» **GIVEN INSTRUCTION**
Scan the data below and pick out the lines containing the word "JSON".

— BEGIN DATASET RECORDS —

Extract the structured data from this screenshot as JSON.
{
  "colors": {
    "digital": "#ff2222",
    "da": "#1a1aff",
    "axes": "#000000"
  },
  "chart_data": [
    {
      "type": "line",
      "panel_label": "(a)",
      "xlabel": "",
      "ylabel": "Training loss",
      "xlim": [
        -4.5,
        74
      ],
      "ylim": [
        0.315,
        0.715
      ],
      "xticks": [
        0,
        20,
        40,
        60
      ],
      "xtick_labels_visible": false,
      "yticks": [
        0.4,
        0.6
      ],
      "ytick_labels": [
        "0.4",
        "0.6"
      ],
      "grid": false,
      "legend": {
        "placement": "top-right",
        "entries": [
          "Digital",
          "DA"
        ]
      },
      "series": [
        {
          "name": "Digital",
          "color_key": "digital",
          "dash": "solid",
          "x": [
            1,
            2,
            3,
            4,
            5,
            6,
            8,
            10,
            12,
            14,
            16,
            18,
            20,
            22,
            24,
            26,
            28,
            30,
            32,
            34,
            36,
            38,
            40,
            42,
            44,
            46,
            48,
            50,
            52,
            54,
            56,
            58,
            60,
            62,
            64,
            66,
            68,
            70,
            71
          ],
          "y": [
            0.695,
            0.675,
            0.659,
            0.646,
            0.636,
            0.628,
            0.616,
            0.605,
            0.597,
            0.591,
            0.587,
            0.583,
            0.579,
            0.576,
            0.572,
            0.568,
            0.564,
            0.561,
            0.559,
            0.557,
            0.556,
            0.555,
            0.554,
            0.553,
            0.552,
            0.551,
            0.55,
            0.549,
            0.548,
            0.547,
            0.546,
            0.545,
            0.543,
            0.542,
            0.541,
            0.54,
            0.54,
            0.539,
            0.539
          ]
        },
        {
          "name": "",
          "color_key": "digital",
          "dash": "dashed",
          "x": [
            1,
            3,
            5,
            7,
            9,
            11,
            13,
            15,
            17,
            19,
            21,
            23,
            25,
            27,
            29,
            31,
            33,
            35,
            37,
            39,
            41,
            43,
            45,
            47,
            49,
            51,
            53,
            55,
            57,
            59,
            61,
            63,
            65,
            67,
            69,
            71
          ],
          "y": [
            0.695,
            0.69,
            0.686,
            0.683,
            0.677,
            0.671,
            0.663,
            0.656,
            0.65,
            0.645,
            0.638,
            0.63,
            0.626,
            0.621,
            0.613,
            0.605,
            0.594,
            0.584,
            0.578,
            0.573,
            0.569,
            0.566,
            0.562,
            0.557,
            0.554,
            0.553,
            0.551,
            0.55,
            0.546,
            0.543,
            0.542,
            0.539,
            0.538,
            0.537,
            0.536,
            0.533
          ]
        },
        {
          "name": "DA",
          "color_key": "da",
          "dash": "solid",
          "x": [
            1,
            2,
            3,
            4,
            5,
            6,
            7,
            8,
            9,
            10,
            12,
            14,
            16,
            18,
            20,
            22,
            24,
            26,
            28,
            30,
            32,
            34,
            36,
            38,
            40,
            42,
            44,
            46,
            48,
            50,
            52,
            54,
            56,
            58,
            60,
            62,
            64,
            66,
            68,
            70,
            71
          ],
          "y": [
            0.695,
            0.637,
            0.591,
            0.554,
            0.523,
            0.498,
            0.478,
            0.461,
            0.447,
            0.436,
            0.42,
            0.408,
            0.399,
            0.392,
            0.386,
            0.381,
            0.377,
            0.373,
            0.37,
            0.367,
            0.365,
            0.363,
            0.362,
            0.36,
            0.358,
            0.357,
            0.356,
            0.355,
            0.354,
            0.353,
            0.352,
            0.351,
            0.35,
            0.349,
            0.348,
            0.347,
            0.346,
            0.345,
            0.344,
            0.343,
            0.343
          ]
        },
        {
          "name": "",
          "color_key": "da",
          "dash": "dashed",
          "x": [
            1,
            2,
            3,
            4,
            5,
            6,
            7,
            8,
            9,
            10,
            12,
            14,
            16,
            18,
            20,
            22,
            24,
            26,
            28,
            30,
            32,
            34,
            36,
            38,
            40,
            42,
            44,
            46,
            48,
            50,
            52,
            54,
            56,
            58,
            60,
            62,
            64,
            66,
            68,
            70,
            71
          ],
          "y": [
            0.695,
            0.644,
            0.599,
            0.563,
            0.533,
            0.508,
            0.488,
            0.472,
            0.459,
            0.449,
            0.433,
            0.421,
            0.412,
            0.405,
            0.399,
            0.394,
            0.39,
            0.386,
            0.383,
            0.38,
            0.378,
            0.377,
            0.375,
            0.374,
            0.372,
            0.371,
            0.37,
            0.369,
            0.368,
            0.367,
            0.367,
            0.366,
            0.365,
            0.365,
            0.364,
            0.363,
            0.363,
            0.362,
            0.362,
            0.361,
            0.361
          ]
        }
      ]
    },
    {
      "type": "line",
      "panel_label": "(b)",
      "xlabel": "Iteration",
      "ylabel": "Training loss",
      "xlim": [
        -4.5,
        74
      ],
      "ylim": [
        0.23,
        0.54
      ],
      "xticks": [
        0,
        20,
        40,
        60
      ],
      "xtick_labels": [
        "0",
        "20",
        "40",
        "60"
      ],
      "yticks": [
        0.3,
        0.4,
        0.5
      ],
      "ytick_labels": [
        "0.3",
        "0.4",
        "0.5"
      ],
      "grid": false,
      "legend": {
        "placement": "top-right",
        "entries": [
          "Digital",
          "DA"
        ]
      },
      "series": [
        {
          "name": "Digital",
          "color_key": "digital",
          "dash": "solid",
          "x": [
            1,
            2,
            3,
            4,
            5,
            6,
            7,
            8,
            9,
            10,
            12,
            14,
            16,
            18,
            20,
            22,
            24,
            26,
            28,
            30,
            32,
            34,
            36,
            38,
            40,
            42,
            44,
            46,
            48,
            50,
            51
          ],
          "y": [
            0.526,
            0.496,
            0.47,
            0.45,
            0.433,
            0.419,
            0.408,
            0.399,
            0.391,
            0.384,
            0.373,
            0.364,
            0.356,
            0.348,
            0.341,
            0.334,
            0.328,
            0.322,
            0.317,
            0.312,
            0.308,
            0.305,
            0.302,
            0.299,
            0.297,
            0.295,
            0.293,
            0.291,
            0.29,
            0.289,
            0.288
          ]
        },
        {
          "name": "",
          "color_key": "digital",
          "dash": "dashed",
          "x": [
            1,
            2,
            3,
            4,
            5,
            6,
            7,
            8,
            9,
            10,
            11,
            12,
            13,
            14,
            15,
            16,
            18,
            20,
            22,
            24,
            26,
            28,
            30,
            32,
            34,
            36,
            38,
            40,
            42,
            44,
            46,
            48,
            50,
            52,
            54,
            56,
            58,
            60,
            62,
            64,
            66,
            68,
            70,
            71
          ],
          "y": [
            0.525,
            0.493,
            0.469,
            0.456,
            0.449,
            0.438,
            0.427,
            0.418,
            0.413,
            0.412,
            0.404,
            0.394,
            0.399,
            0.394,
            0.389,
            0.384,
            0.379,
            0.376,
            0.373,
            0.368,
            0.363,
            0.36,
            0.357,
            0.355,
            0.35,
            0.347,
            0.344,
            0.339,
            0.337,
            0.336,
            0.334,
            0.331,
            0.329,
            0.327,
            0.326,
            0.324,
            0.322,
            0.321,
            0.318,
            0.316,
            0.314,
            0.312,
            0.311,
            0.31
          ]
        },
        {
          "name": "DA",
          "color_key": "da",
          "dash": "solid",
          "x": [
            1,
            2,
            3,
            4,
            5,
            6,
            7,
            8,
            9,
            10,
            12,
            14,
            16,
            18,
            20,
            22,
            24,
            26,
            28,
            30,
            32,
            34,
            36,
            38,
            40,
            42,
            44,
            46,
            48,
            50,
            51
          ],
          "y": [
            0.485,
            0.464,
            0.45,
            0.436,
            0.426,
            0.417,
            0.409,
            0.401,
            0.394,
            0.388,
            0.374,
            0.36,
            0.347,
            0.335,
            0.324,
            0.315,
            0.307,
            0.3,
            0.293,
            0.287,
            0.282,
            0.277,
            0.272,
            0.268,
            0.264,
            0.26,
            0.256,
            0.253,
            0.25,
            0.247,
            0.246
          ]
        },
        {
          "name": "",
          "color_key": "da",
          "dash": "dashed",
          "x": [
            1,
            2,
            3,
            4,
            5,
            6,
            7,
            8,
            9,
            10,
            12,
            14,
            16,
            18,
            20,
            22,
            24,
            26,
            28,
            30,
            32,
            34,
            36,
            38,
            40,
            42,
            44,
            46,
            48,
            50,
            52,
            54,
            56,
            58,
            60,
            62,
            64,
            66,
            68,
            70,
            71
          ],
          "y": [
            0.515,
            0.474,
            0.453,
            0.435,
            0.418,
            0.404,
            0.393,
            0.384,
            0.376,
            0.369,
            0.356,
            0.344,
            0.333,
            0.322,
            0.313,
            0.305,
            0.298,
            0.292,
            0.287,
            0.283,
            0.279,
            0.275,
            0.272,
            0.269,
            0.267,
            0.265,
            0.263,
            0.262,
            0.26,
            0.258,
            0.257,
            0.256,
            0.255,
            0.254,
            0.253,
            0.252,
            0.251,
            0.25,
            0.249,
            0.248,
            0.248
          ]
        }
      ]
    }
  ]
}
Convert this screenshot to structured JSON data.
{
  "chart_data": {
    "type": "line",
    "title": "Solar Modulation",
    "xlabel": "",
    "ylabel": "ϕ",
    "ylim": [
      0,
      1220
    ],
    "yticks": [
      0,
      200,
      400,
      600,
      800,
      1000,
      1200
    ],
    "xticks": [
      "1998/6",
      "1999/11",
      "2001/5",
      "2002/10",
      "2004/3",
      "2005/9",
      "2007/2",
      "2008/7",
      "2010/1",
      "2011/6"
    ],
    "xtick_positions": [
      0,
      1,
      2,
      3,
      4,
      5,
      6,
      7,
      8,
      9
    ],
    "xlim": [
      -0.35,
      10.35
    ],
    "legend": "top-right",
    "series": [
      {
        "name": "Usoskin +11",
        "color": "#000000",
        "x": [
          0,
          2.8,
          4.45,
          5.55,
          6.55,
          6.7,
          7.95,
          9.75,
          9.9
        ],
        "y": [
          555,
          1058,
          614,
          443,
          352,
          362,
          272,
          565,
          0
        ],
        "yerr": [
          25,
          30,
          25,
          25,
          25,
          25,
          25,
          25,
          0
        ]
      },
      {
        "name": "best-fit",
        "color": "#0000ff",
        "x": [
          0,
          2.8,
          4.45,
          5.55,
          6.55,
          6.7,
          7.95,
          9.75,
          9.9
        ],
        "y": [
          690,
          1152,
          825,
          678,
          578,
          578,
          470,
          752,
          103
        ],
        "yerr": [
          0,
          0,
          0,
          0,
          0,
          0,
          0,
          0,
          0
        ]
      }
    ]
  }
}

— END DATASET RECORDS —

» **EXERCISE RESPONSE**
Extract the structured data from this screenshot as JSON.
Convert this screenshot to structured JSON data.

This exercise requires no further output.